## WHAT IS BEING ASKED
Reproduce the material exactly, omitting nothing.

----- MATERIAL SHOWN

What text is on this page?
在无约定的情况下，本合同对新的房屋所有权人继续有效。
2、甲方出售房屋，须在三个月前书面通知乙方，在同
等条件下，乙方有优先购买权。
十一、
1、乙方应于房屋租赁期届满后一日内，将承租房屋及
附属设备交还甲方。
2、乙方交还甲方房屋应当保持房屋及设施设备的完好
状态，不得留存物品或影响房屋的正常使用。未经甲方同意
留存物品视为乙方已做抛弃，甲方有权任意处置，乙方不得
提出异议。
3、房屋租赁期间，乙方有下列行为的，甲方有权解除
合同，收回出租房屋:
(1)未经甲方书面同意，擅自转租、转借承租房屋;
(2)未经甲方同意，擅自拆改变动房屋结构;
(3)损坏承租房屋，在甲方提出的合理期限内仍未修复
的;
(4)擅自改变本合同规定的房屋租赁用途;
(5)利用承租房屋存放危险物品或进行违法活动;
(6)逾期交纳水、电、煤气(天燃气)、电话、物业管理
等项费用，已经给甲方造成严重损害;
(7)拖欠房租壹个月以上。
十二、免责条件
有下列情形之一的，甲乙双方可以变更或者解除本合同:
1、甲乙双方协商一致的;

----------

## REPLY TO THE EXERCISE
What text is on this page?
在无约定的情况下，本合同对新的房屋所有权人继续有效。
2、甲方出售房屋，须在三个月前书面通知乙方，在同
等条件下，乙方有优先购买权。
十一、
1、乙方应于房屋租赁期届满后一日内，将承租房屋及
附属设备交还甲方。
2、乙方交还甲方房屋应当保持房屋及设施设备的完好
状态，不得留存物品或影响房屋的正常使用。未经甲方同意
留存物品视为乙方已做抛弃，甲方有权任意处置，乙方不得
提出异议。
3、房屋租赁期间，乙方有下列行为的，甲方有权解除
合同，收回出租房屋:
(1)未经甲方书面同意，擅自转租、转借承租房屋;
(2)未经甲方同意，擅自拆改变动房屋结构;
(3)损坏承租房屋，在甲方提出的合理期限内仍未修复
的;
(4)擅自改变本合同规定的房屋租赁用途;
(5)利用承租房屋存放危险物品或进行违法活动;
(6)逾期交纳水、电、煤气(天燃气)、电话、物业管理
等项费用，已经给甲方造成严重损害;
(7)拖欠房租壹个月以上。
十二、免责条件
有下列情形之一的，甲乙双方可以变更或者解除本合同:
1、甲乙双方协商一致的;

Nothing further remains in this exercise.